Task instructions
Write out the entries below again, substituting "presentation-file-icon" for each "keynote-file-icon" and keeping all other text unchanged. Leave out the pictures.

Data
※ ※ ※

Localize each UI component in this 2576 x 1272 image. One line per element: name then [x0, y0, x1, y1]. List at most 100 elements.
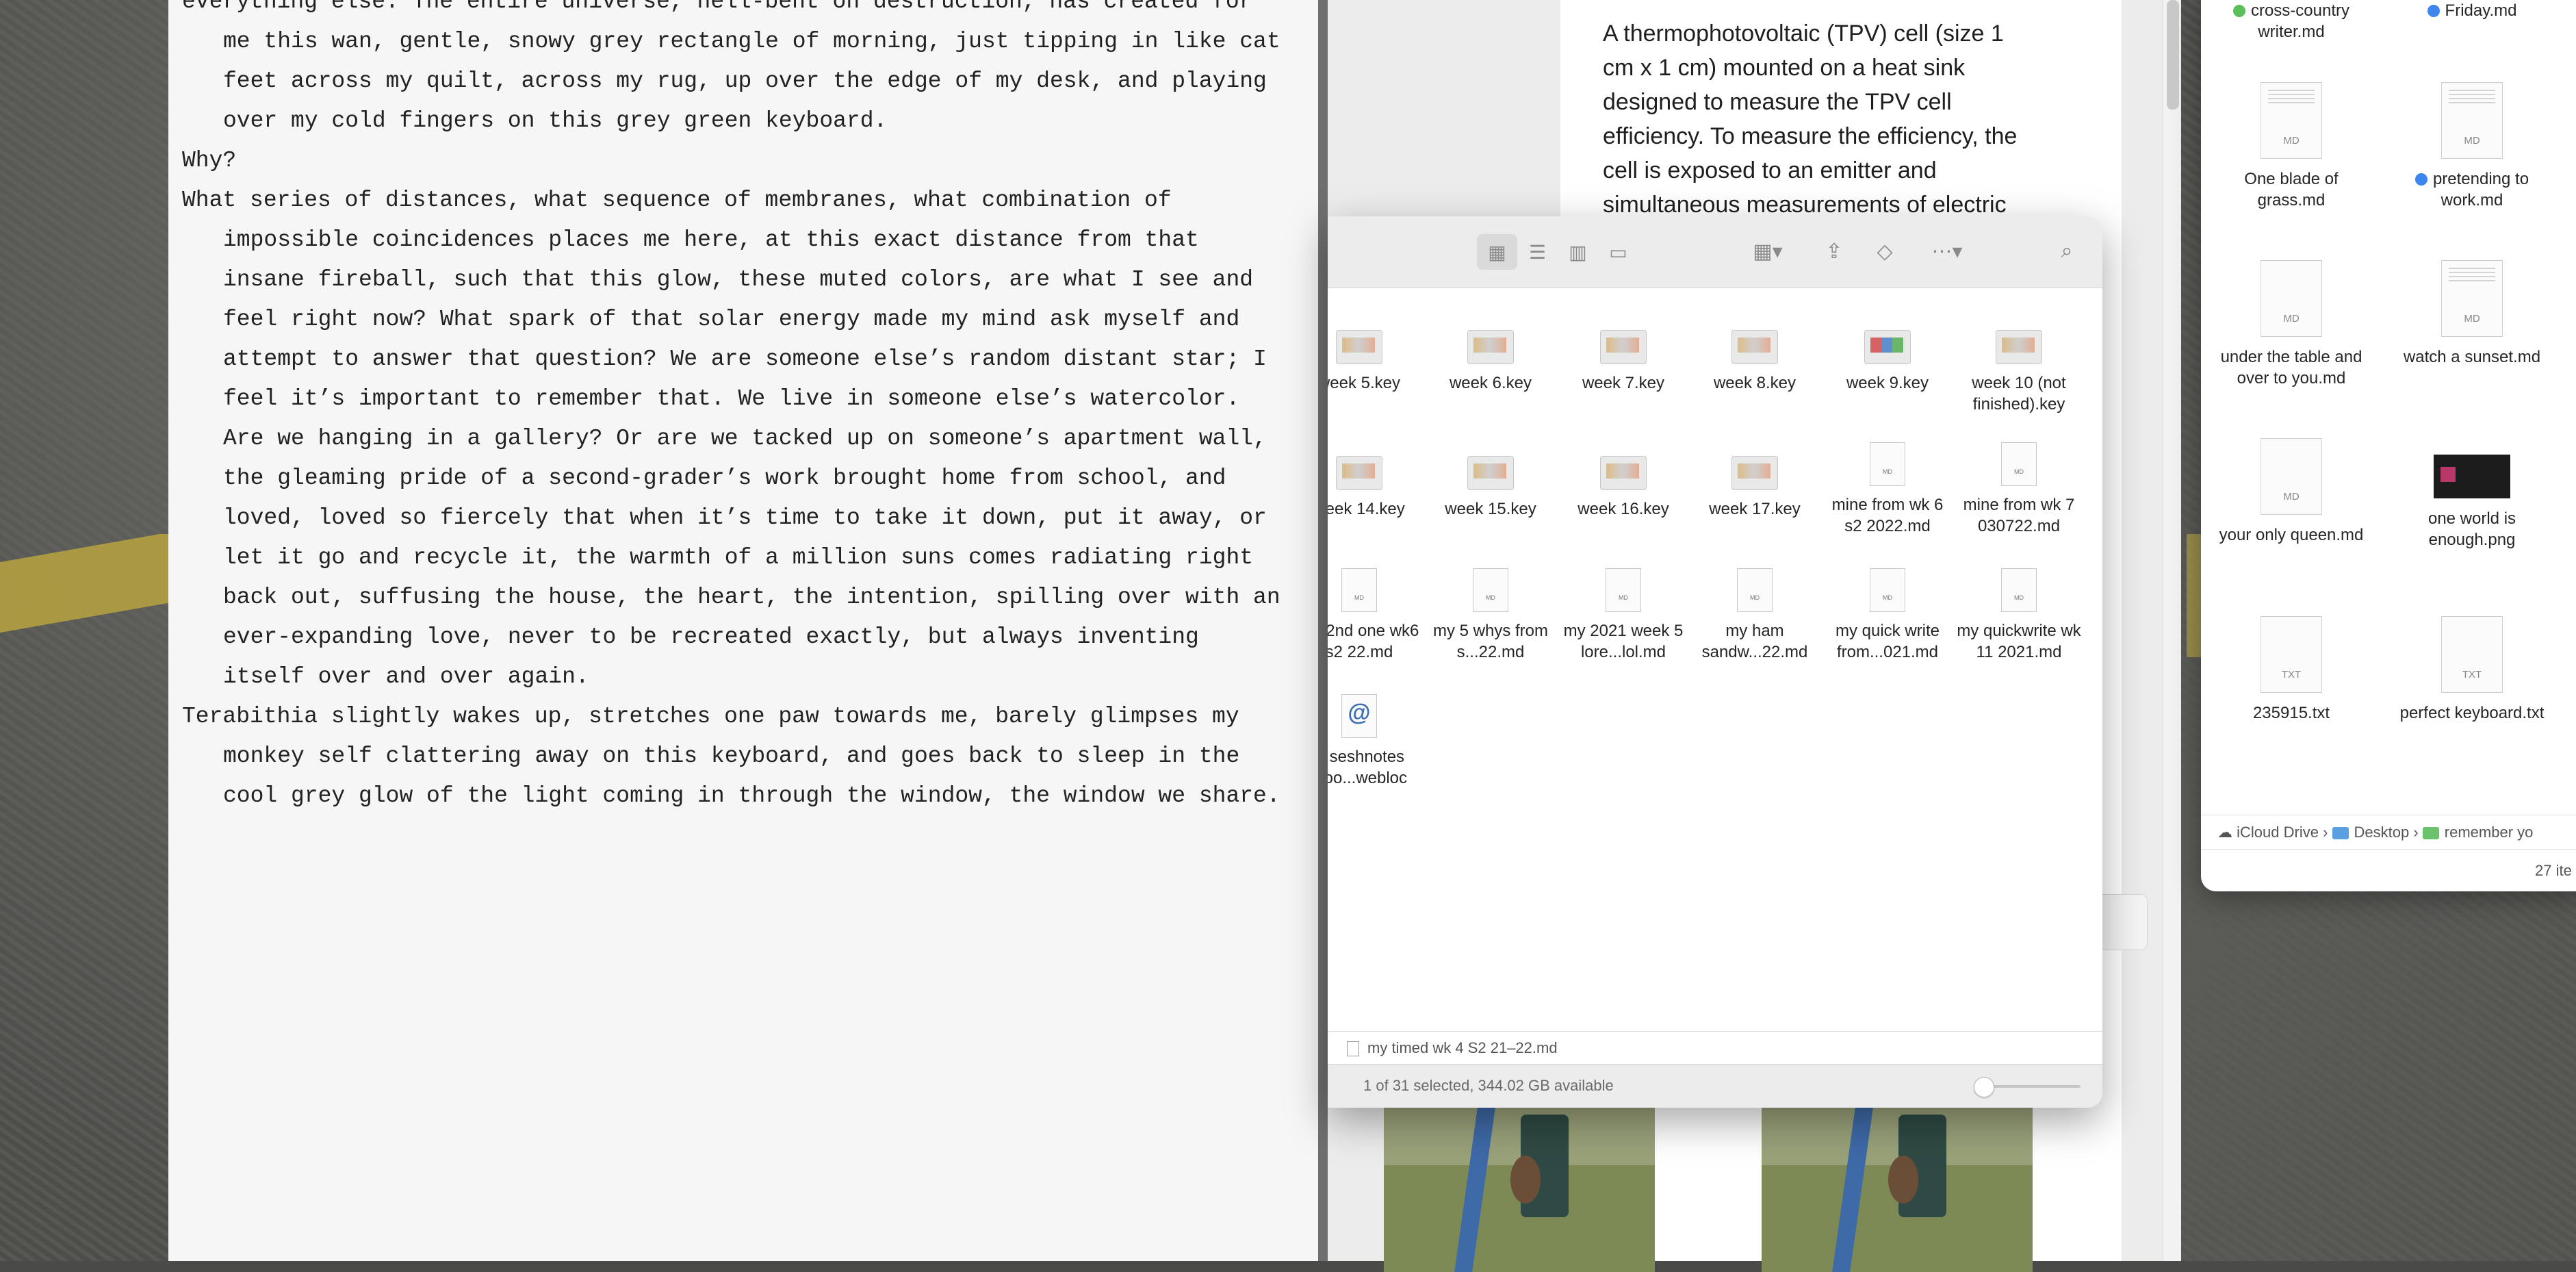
file-item[interactable]: week 9.key — [1825, 323, 1950, 394]
share-icon[interactable]: ⇪ — [1814, 234, 1855, 268]
file-item[interactable]: mine from wk 7 030722.md — [1956, 442, 2082, 537]
path-item[interactable]: my timed wk 4 S2 21–22.md — [1367, 1032, 1558, 1065]
file-item[interactable]: Friday.md — [2390, 0, 2554, 21]
file-item[interactable]: my ham sandw...22.md — [1692, 568, 1818, 663]
file-item[interactable]: MD pretending to work.md — [2390, 82, 2554, 211]
markdown-file-icon: MD — [2261, 260, 2322, 337]
keynote-file-icon — [1600, 330, 1647, 364]
green-tag-icon — [2232, 5, 2245, 17]
markdown-file-icon — [1870, 568, 1905, 612]
markdown-file-icon — [1606, 568, 1641, 612]
right-finder-path-bar: ☁ iCloud Drive › Desktop › remember yo — [2201, 815, 2576, 850]
tag-icon[interactable]: ◇ — [1864, 234, 1905, 268]
keynote-file-icon — [1467, 456, 1514, 490]
finder-status-bar: 1 of 31 selected, 344.02 GB available — [1328, 1064, 2102, 1108]
finder-path-bar: my timed wk 4 S2 21–22.md — [1328, 1031, 2102, 1065]
file-item[interactable]: cross-country writer.md — [2209, 0, 2373, 42]
view-switcher[interactable]: ▦ ☰ ▥ ▭ — [1477, 234, 1638, 270]
markdown-file-icon: MD — [2261, 82, 2322, 159]
markdown-file-icon: MD — [2261, 438, 2322, 515]
editor-paragraph: Terabithia slightly wakes up, stretches … — [182, 704, 1280, 809]
text-file-icon: TXT — [2261, 616, 2322, 693]
keynote-file-icon — [1731, 456, 1778, 490]
text-file-icon: TXT — [2441, 616, 2503, 693]
cloud-icon: ☁ — [2217, 824, 2232, 841]
right-finder-scrollbar[interactable] — [2167, 0, 2179, 110]
keynote-file-icon — [1336, 330, 1382, 364]
editor-paragraph: everything else. The entire universe, he… — [182, 0, 1280, 133]
breadcrumb-item[interactable]: remember yo — [2445, 824, 2534, 841]
breadcrumb-item[interactable]: Desktop — [2354, 824, 2410, 841]
text-editor-window[interactable]: everything else. The entire universe, he… — [168, 0, 1328, 1261]
file-item[interactable]: one world is enough.png — [2390, 438, 2554, 550]
finder-icon-grid: week 5.key week 6.key week 7.key week 8.… — [1328, 288, 2102, 1005]
breadcrumb: ☁ iCloud Drive › Desktop › remember yo — [2217, 824, 2534, 841]
slider-knob[interactable] — [1974, 1077, 1994, 1097]
editor-paragraph: Why? — [182, 148, 237, 173]
markdown-file-icon — [2001, 568, 2037, 612]
file-item[interactable]: week 7.key — [1560, 323, 1686, 394]
file-item[interactable]: TXT 235915.txt — [2209, 616, 2373, 724]
file-item[interactable]: my 5 whys from s...22.md — [1428, 568, 1554, 663]
file-item[interactable]: week 10 (not finished).key — [1956, 323, 2082, 415]
icon-view-icon[interactable]: ▦ — [1477, 234, 1517, 270]
file-item[interactable]: my quick write from...021.md — [1825, 568, 1950, 663]
road-line — [0, 534, 178, 644]
keynote-file-icon — [1467, 330, 1514, 364]
markdown-file-icon — [1341, 568, 1377, 612]
file-item[interactable]: my 2nd one wk6 s2 22.md — [1328, 568, 1422, 663]
folder-icon — [2332, 827, 2349, 839]
group-icon[interactable]: ▦▾ — [1737, 234, 1799, 268]
keynote-file-icon — [1996, 330, 2042, 364]
markdown-file-icon — [2001, 442, 2037, 486]
document-icon — [1347, 1041, 1359, 1056]
editor-text-area[interactable]: everything else. The entire universe, he… — [182, 0, 1291, 816]
file-item[interactable]: my quickwrite wk 11 2021.md — [1956, 568, 2082, 663]
keynote-file-icon — [1731, 330, 1778, 364]
status-text: 1 of 31 selected, 344.02 GB available — [1363, 1077, 1614, 1094]
blue-tag-icon — [2414, 173, 2427, 186]
file-item[interactable]: MD your only queen.md — [2209, 438, 2373, 546]
editor-paragraph: What series of distances, what sequence … — [182, 188, 1280, 689]
keynote-file-icon — [1600, 456, 1647, 490]
gallery-view-icon[interactable]: ▭ — [1598, 234, 1638, 270]
file-item[interactable]: week 8.key — [1692, 323, 1818, 394]
column-view-icon[interactable]: ▥ — [1558, 234, 1598, 270]
file-item[interactable]: week 17.key — [1692, 449, 1818, 520]
markdown-file-icon: MD — [2441, 260, 2503, 337]
markdown-file-icon: MD — [2441, 82, 2503, 159]
keynote-file-icon — [1864, 330, 1911, 364]
markdown-file-icon — [1473, 568, 1508, 612]
image-thumbnail-icon — [2434, 455, 2510, 498]
webloc-file-icon: @ — [1341, 694, 1377, 738]
file-item[interactable]: @V seshnotes Goo...webloc — [1328, 694, 1422, 789]
right-finder-window[interactable]: cross-country writer.md Friday.md MD One… — [2201, 0, 2576, 891]
keynote-file-icon — [1336, 456, 1382, 490]
file-item[interactable]: MD One blade of grass.md — [2209, 82, 2373, 211]
squirrel-photo — [1762, 1108, 2033, 1272]
markdown-file-icon — [1870, 442, 1905, 486]
finder-window[interactable]: ▦ ☰ ▥ ▭ ▦▾ ⇪ ◇ ⋯▾ ⌕ week 5.key week 6.ke… — [1328, 216, 2102, 1108]
right-finder-status-bar: 27 ite — [2201, 849, 2576, 891]
finder-toolbar: ▦ ☰ ▥ ▭ ▦▾ ⇪ ◇ ⋯▾ ⌕ — [1328, 216, 2102, 288]
item-count: 27 ite — [2535, 862, 2572, 879]
folder-icon — [2422, 827, 2439, 839]
file-item[interactable]: week 16.key — [1560, 449, 1686, 520]
file-item[interactable]: MD watch a sunset.md — [2390, 260, 2554, 368]
breadcrumb-item[interactable]: iCloud Drive — [2237, 824, 2319, 841]
document-scrollbar[interactable] — [2163, 0, 2181, 1261]
file-item[interactable]: week 6.key — [1428, 323, 1554, 394]
blue-tag-icon — [2427, 5, 2440, 17]
squirrel-photo — [1384, 1108, 1655, 1272]
file-item[interactable]: MD under the table and over to you.md — [2209, 260, 2373, 389]
file-item[interactable]: TXT perfect keyboard.txt — [2390, 616, 2554, 724]
file-item[interactable]: my 2021 week 5 lore...lol.md — [1560, 568, 1686, 663]
file-item[interactable]: week 5.key — [1328, 323, 1422, 394]
search-icon[interactable]: ⌕ — [2046, 234, 2087, 268]
markdown-file-icon — [1737, 568, 1773, 612]
list-view-icon[interactable]: ☰ — [1517, 234, 1558, 270]
file-item[interactable]: week 15.key — [1428, 449, 1554, 520]
more-icon[interactable]: ⋯▾ — [1916, 234, 1978, 268]
file-item[interactable]: mine from wk 6 s2 2022.md — [1825, 442, 1950, 537]
file-item[interactable]: week 14.key — [1328, 449, 1422, 520]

※ ※ ※

Answer for the task
Localize each UI component in this 2576 x 1272 image. One line per element: name then [x0, y0, x1, y1]. List at most 100 elements.
file-item[interactable]: week 9.key — [1825, 323, 1950, 394]
share-icon[interactable]: ⇪ — [1814, 234, 1855, 268]
file-item[interactable]: mine from wk 7 030722.md — [1956, 442, 2082, 537]
path-item[interactable]: my timed wk 4 S2 21–22.md — [1367, 1032, 1558, 1065]
file-item[interactable]: Friday.md — [2390, 0, 2554, 21]
file-item[interactable]: my ham sandw...22.md — [1692, 568, 1818, 663]
file-item[interactable]: MD pretending to work.md — [2390, 82, 2554, 211]
markdown-file-icon: MD — [2261, 260, 2322, 337]
presentation-file-icon — [1600, 330, 1647, 364]
green-tag-icon — [2232, 5, 2245, 17]
markdown-file-icon — [1870, 568, 1905, 612]
markdown-file-icon — [1606, 568, 1641, 612]
right-finder-path-bar: ☁ iCloud Drive › Desktop › remember yo — [2201, 815, 2576, 850]
tag-icon[interactable]: ◇ — [1864, 234, 1905, 268]
presentation-file-icon — [1467, 456, 1514, 490]
finder-status-bar: 1 of 31 selected, 344.02 GB available — [1328, 1064, 2102, 1108]
finder-path-bar: my timed wk 4 S2 21–22.md — [1328, 1031, 2102, 1065]
file-item[interactable]: cross-country writer.md — [2209, 0, 2373, 42]
view-switcher[interactable]: ▦ ☰ ▥ ▭ — [1477, 234, 1638, 270]
markdown-file-icon: MD — [2261, 82, 2322, 159]
markdown-file-icon: MD — [2261, 438, 2322, 515]
editor-paragraph: Terabithia slightly wakes up, stretches … — [182, 704, 1280, 809]
text-file-icon: TXT — [2261, 616, 2322, 693]
presentation-file-icon — [1731, 456, 1778, 490]
text-file-icon: TXT — [2441, 616, 2503, 693]
cloud-icon: ☁ — [2217, 824, 2232, 841]
right-finder-scrollbar[interactable] — [2167, 0, 2179, 110]
presentation-file-icon — [1336, 330, 1382, 364]
editor-paragraph: everything else. The entire universe, he… — [182, 0, 1280, 133]
breadcrumb-item[interactable]: remember yo — [2445, 824, 2534, 841]
breadcrumb-item[interactable]: Desktop — [2354, 824, 2410, 841]
text-editor-window[interactable]: everything else. The entire universe, he… — [168, 0, 1328, 1261]
file-item[interactable]: one world is enough.png — [2390, 438, 2554, 550]
finder-icon-grid: week 5.key week 6.key week 7.key week 8.… — [1328, 288, 2102, 1005]
breadcrumb: ☁ iCloud Drive › Desktop › remember yo — [2217, 824, 2534, 841]
slider-knob[interactable] — [1974, 1077, 1994, 1097]
editor-paragraph: Why? — [182, 148, 237, 173]
markdown-file-icon — [2001, 568, 2037, 612]
file-item[interactable]: week 7.key — [1560, 323, 1686, 394]
file-item[interactable]: TXT 235915.txt — [2209, 616, 2373, 724]
file-item[interactable]: my 5 whys from s...22.md — [1428, 568, 1554, 663]
file-item[interactable]: week 10 (not finished).key — [1956, 323, 2082, 415]
icon-view-icon[interactable]: ▦ — [1477, 234, 1517, 270]
file-item[interactable]: my quick write from...021.md — [1825, 568, 1950, 663]
road-line — [0, 534, 178, 644]
presentation-file-icon — [1467, 330, 1514, 364]
markdown-file-icon — [1341, 568, 1377, 612]
file-item[interactable]: my 2nd one wk6 s2 22.md — [1328, 568, 1422, 663]
folder-icon — [2332, 827, 2349, 839]
group-icon[interactable]: ▦▾ — [1737, 234, 1799, 268]
presentation-file-icon — [1996, 330, 2042, 364]
markdown-file-icon — [2001, 442, 2037, 486]
document-icon — [1347, 1041, 1359, 1056]
editor-text-area[interactable]: everything else. The entire universe, he… — [182, 0, 1291, 816]
file-item[interactable]: my quickwrite wk 11 2021.md — [1956, 568, 2082, 663]
presentation-file-icon — [1731, 330, 1778, 364]
status-text: 1 of 31 selected, 344.02 GB available — [1363, 1077, 1614, 1094]
blue-tag-icon — [2414, 173, 2427, 186]
file-item[interactable]: MD your only queen.md — [2209, 438, 2373, 546]
editor-paragraph: What series of distances, what sequence … — [182, 188, 1280, 689]
presentation-file-icon — [1600, 456, 1647, 490]
gallery-view-icon[interactable]: ▭ — [1598, 234, 1638, 270]
file-item[interactable]: week 8.key — [1692, 323, 1818, 394]
column-view-icon[interactable]: ▥ — [1558, 234, 1598, 270]
file-item[interactable]: week 17.key — [1692, 449, 1818, 520]
markdown-file-icon: MD — [2441, 260, 2503, 337]
markdown-file-icon: MD — [2441, 82, 2503, 159]
presentation-file-icon — [1864, 330, 1911, 364]
markdown-file-icon — [1473, 568, 1508, 612]
image-thumbnail-icon — [2434, 455, 2510, 498]
webloc-file-icon: @ — [1341, 694, 1377, 738]
file-item[interactable]: @V seshnotes Goo...webloc — [1328, 694, 1422, 789]
right-finder-window[interactable]: cross-country writer.md Friday.md MD One… — [2201, 0, 2576, 891]
presentation-file-icon — [1336, 456, 1382, 490]
file-item[interactable]: MD One blade of grass.md — [2209, 82, 2373, 211]
squirrel-photo — [1762, 1108, 2033, 1272]
markdown-file-icon — [1870, 442, 1905, 486]
finder-window[interactable]: ▦ ☰ ▥ ▭ ▦▾ ⇪ ◇ ⋯▾ ⌕ week 5.key week 6.ke… — [1328, 216, 2102, 1108]
right-finder-status-bar: 27 ite — [2201, 849, 2576, 891]
finder-toolbar: ▦ ☰ ▥ ▭ ▦▾ ⇪ ◇ ⋯▾ ⌕ — [1328, 216, 2102, 288]
item-count: 27 ite — [2535, 862, 2572, 879]
folder-icon — [2422, 827, 2439, 839]
file-item[interactable]: week 16.key — [1560, 449, 1686, 520]
file-item[interactable]: MD watch a sunset.md — [2390, 260, 2554, 368]
breadcrumb-item[interactable]: iCloud Drive — [2237, 824, 2319, 841]
document-scrollbar[interactable] — [2163, 0, 2181, 1261]
file-item[interactable]: week 6.key — [1428, 323, 1554, 394]
blue-tag-icon — [2427, 5, 2440, 17]
squirrel-photo — [1384, 1108, 1655, 1272]
file-item[interactable]: MD under the table and over to you.md — [2209, 260, 2373, 389]
file-item[interactable]: TXT perfect keyboard.txt — [2390, 616, 2554, 724]
file-item[interactable]: my 2021 week 5 lore...lol.md — [1560, 568, 1686, 663]
file-item[interactable]: week 5.key — [1328, 323, 1422, 394]
search-icon[interactable]: ⌕ — [2046, 234, 2087, 268]
markdown-file-icon — [1737, 568, 1773, 612]
list-view-icon[interactable]: ☰ — [1517, 234, 1558, 270]
file-item[interactable]: week 15.key — [1428, 449, 1554, 520]
more-icon[interactable]: ⋯▾ — [1916, 234, 1978, 268]
file-item[interactable]: mine from wk 6 s2 2022.md — [1825, 442, 1950, 537]
file-item[interactable]: week 14.key — [1328, 449, 1422, 520]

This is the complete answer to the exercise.